Listed entries.

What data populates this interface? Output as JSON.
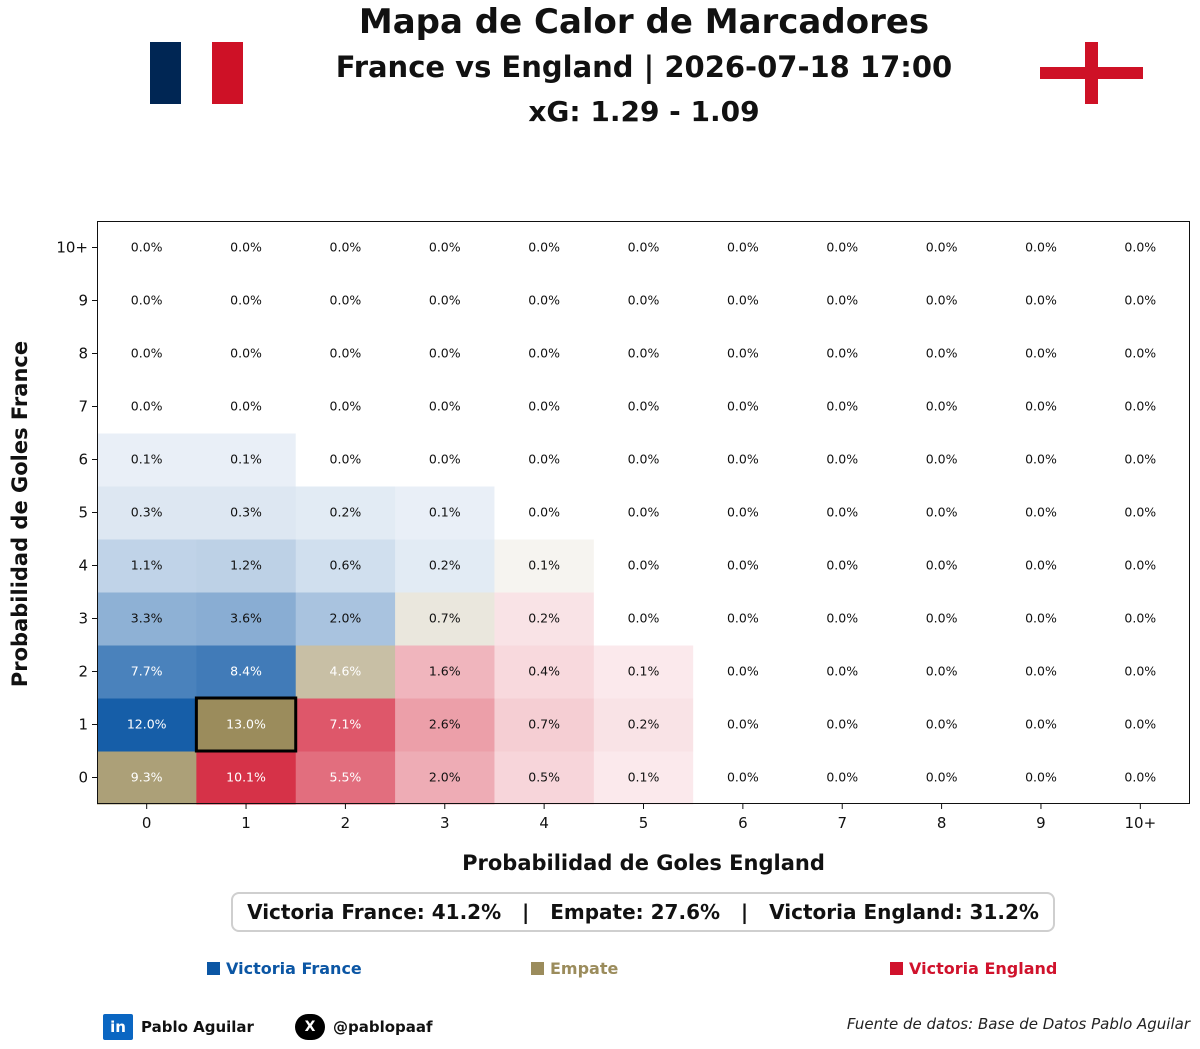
{
  "header": {
    "title": "Mapa de Calor de Marcadores",
    "match": "France vs England | 2026-07-18 17:00",
    "xg": "xG: 1.29 - 1.09"
  },
  "flags": {
    "home": {
      "name": "France",
      "colors": [
        "#002654",
        "#ffffff",
        "#ce1126"
      ]
    },
    "away": {
      "name": "England",
      "colors": [
        "#ffffff",
        "#ce1126"
      ]
    }
  },
  "summary": {
    "home_win": "Victoria France: 41.2%",
    "separator": "   |   ",
    "draw": "Empate: 27.6%",
    "away_win": "Victoria England: 31.2%"
  },
  "legend": {
    "home": {
      "label": "Victoria France",
      "color": "#0b56a4"
    },
    "draw": {
      "label": "Empate",
      "color": "#9b8c5c"
    },
    "away": {
      "label": "Victoria England",
      "color": "#d0122c"
    }
  },
  "footer": {
    "linkedin_icon": "linkedin-icon",
    "linkedin_text": "in",
    "linkedin_name": "Pablo Aguilar",
    "x_icon": "x-icon",
    "x_text": "X",
    "x_handle": "@pablopaaf",
    "source": "Fuente de datos: Base de Datos Pablo Aguilar"
  },
  "chart_data": {
    "type": "heatmap",
    "xlabel": "Probabilidad de Goles England",
    "ylabel": "Probabilidad de Goles France",
    "x_categories": [
      "0",
      "1",
      "2",
      "3",
      "4",
      "5",
      "6",
      "7",
      "8",
      "9",
      "10+"
    ],
    "y_categories": [
      "0",
      "1",
      "2",
      "3",
      "4",
      "5",
      "6",
      "7",
      "8",
      "9",
      "10+"
    ],
    "highlighted_cell": {
      "france": "1",
      "england": "1"
    },
    "values": [
      [
        9.3,
        10.1,
        5.5,
        2.0,
        0.5,
        0.1,
        0.0,
        0.0,
        0.0,
        0.0,
        0.0
      ],
      [
        12.0,
        13.0,
        7.1,
        2.6,
        0.7,
        0.2,
        0.0,
        0.0,
        0.0,
        0.0,
        0.0
      ],
      [
        7.7,
        8.4,
        4.6,
        1.6,
        0.4,
        0.1,
        0.0,
        0.0,
        0.0,
        0.0,
        0.0
      ],
      [
        3.3,
        3.6,
        2.0,
        0.7,
        0.2,
        0.0,
        0.0,
        0.0,
        0.0,
        0.0,
        0.0
      ],
      [
        1.1,
        1.2,
        0.6,
        0.2,
        0.1,
        0.0,
        0.0,
        0.0,
        0.0,
        0.0,
        0.0
      ],
      [
        0.3,
        0.3,
        0.2,
        0.1,
        0.0,
        0.0,
        0.0,
        0.0,
        0.0,
        0.0,
        0.0
      ],
      [
        0.1,
        0.1,
        0.0,
        0.0,
        0.0,
        0.0,
        0.0,
        0.0,
        0.0,
        0.0,
        0.0
      ],
      [
        0.0,
        0.0,
        0.0,
        0.0,
        0.0,
        0.0,
        0.0,
        0.0,
        0.0,
        0.0,
        0.0
      ],
      [
        0.0,
        0.0,
        0.0,
        0.0,
        0.0,
        0.0,
        0.0,
        0.0,
        0.0,
        0.0,
        0.0
      ],
      [
        0.0,
        0.0,
        0.0,
        0.0,
        0.0,
        0.0,
        0.0,
        0.0,
        0.0,
        0.0,
        0.0
      ],
      [
        0.0,
        0.0,
        0.0,
        0.0,
        0.0,
        0.0,
        0.0,
        0.0,
        0.0,
        0.0,
        0.0
      ]
    ],
    "value_suffix": "%",
    "colors": {
      "home_win": "#0b56a4",
      "draw": "#9b8c5c",
      "away_win": "#d0122c"
    }
  }
}
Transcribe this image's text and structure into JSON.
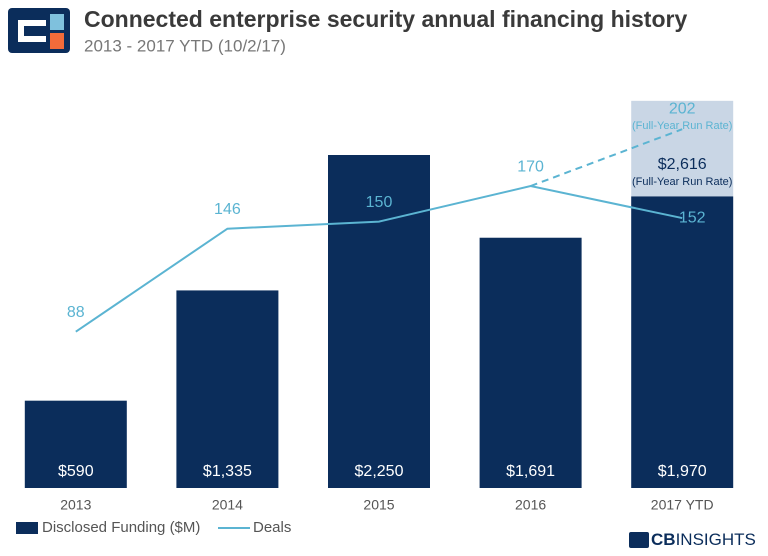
{
  "chart_data": {
    "type": "bar-line",
    "title": "Connected enterprise security annual financing history",
    "subtitle": "2013 - 2017 YTD (10/2/17)",
    "categories": [
      "2013",
      "2014",
      "2015",
      "2016",
      "2017 YTD"
    ],
    "series": [
      {
        "name": "Disclosed Funding ($M)",
        "type": "bar",
        "color": "#0b2d5b",
        "values": [
          590,
          1335,
          2250,
          1691,
          1970
        ],
        "value_labels": [
          "$590",
          "$1,335",
          "$2,250",
          "$1,691",
          "$1,970"
        ]
      },
      {
        "name": "Deals",
        "type": "line",
        "axis": "y2",
        "color": "#5bb4d2",
        "values": [
          88,
          146,
          150,
          170,
          152
        ]
      }
    ],
    "projection": {
      "funding": 2616,
      "funding_label": "$2,616",
      "deals": 202,
      "note": "(Full-Year Run Rate)",
      "color": "#c9d6e5"
    },
    "ylim": [
      0,
      3000
    ],
    "y2lim": [
      0,
      250
    ],
    "logo": [
      "CB",
      "INSIGHTS"
    ]
  }
}
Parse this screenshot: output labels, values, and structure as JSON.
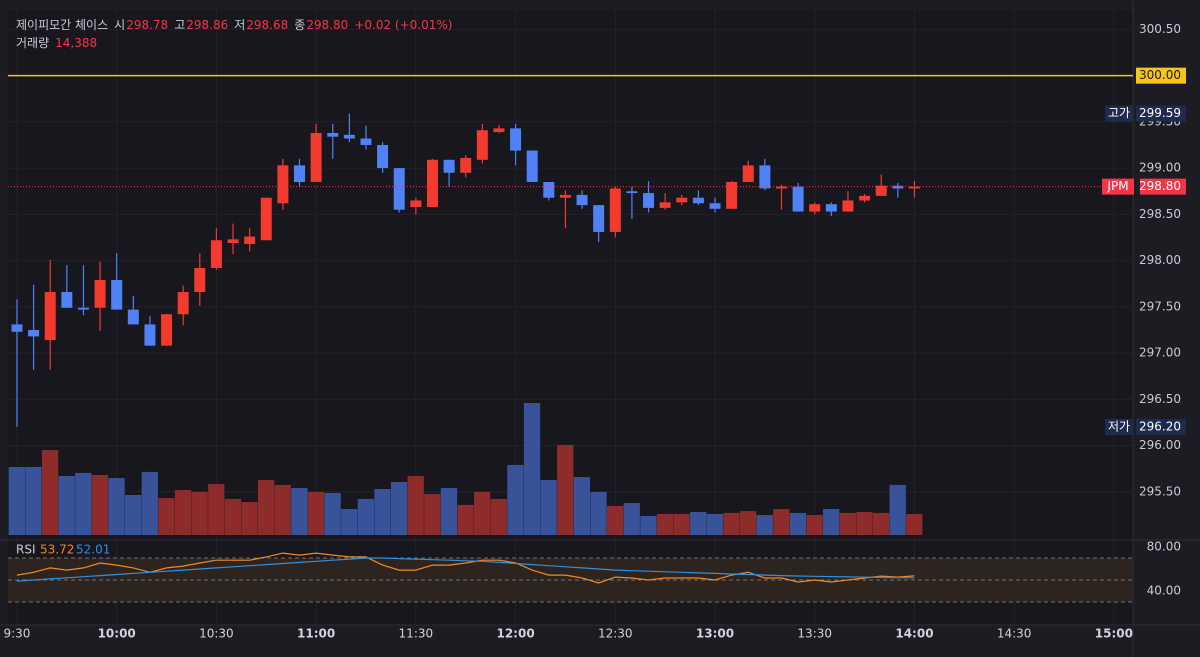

Written problem. Restate the records word for word, omitting images.

Reply to the exercise.
What data populates this interface? Output as JSON.
{
  "header": {
    "title": "Mapa de Calor de Marcadores",
    "match": "France vs England | 2026-07-18 17:00",
    "xg": "xG: 1.29 - 1.09"
  },
  "flags": {
    "home": {
      "name": "France",
      "colors": [
        "#002654",
        "#ffffff",
        "#ce1126"
      ]
    },
    "away": {
      "name": "England",
      "colors": [
        "#ffffff",
        "#ce1126"
      ]
    }
  },
  "summary": {
    "home_win": "Victoria France: 41.2%",
    "separator": "   |   ",
    "draw": "Empate: 27.6%",
    "away_win": "Victoria England: 31.2%"
  },
  "legend": {
    "home": {
      "label": "Victoria France",
      "color": "#0b56a4"
    },
    "draw": {
      "label": "Empate",
      "color": "#9b8c5c"
    },
    "away": {
      "label": "Victoria England",
      "color": "#d0122c"
    }
  },
  "footer": {
    "linkedin_icon": "linkedin-icon",
    "linkedin_text": "in",
    "linkedin_name": "Pablo Aguilar",
    "x_icon": "x-icon",
    "x_text": "X",
    "x_handle": "@pablopaaf",
    "source": "Fuente de datos: Base de Datos Pablo Aguilar"
  },
  "chart_data": {
    "type": "heatmap",
    "xlabel": "Probabilidad de Goles England",
    "ylabel": "Probabilidad de Goles France",
    "x_categories": [
      "0",
      "1",
      "2",
      "3",
      "4",
      "5",
      "6",
      "7",
      "8",
      "9",
      "10+"
    ],
    "y_categories": [
      "0",
      "1",
      "2",
      "3",
      "4",
      "5",
      "6",
      "7",
      "8",
      "9",
      "10+"
    ],
    "highlighted_cell": {
      "france": "1",
      "england": "1"
    },
    "values": [
      [
        9.3,
        10.1,
        5.5,
        2.0,
        0.5,
        0.1,
        0.0,
        0.0,
        0.0,
        0.0,
        0.0
      ],
      [
        12.0,
        13.0,
        7.1,
        2.6,
        0.7,
        0.2,
        0.0,
        0.0,
        0.0,
        0.0,
        0.0
      ],
      [
        7.7,
        8.4,
        4.6,
        1.6,
        0.4,
        0.1,
        0.0,
        0.0,
        0.0,
        0.0,
        0.0
      ],
      [
        3.3,
        3.6,
        2.0,
        0.7,
        0.2,
        0.0,
        0.0,
        0.0,
        0.0,
        0.0,
        0.0
      ],
      [
        1.1,
        1.2,
        0.6,
        0.2,
        0.1,
        0.0,
        0.0,
        0.0,
        0.0,
        0.0,
        0.0
      ],
      [
        0.3,
        0.3,
        0.2,
        0.1,
        0.0,
        0.0,
        0.0,
        0.0,
        0.0,
        0.0,
        0.0
      ],
      [
        0.1,
        0.1,
        0.0,
        0.0,
        0.0,
        0.0,
        0.0,
        0.0,
        0.0,
        0.0,
        0.0
      ],
      [
        0.0,
        0.0,
        0.0,
        0.0,
        0.0,
        0.0,
        0.0,
        0.0,
        0.0,
        0.0,
        0.0
      ],
      [
        0.0,
        0.0,
        0.0,
        0.0,
        0.0,
        0.0,
        0.0,
        0.0,
        0.0,
        0.0,
        0.0
      ],
      [
        0.0,
        0.0,
        0.0,
        0.0,
        0.0,
        0.0,
        0.0,
        0.0,
        0.0,
        0.0,
        0.0
      ],
      [
        0.0,
        0.0,
        0.0,
        0.0,
        0.0,
        0.0,
        0.0,
        0.0,
        0.0,
        0.0,
        0.0
      ]
    ],
    "value_suffix": "%",
    "colors": {
      "home_win": "#0b56a4",
      "draw": "#9b8c5c",
      "away_win": "#d0122c"
    }
  }
}
Transcribe this image's text and structure into JSON.
{
  "chart_data": {
    "type": "bar-line",
    "title": "Connected enterprise security annual financing history",
    "subtitle": "2013 - 2017 YTD (10/2/17)",
    "categories": [
      "2013",
      "2014",
      "2015",
      "2016",
      "2017 YTD"
    ],
    "series": [
      {
        "name": "Disclosed Funding ($M)",
        "type": "bar",
        "color": "#0b2d5b",
        "values": [
          590,
          1335,
          2250,
          1691,
          1970
        ],
        "value_labels": [
          "$590",
          "$1,335",
          "$2,250",
          "$1,691",
          "$1,970"
        ]
      },
      {
        "name": "Deals",
        "type": "line",
        "axis": "y2",
        "color": "#5bb4d2",
        "values": [
          88,
          146,
          150,
          170,
          152
        ]
      }
    ],
    "projection": {
      "funding": 2616,
      "funding_label": "$2,616",
      "deals": 202,
      "note": "(Full-Year Run Rate)",
      "color": "#c9d6e5"
    },
    "ylim": [
      0,
      3000
    ],
    "y2lim": [
      0,
      250
    ],
    "logo": [
      "CB",
      "INSIGHTS"
    ]
  }
}
Parse this screenshot: output labels, values, and structure as JSON.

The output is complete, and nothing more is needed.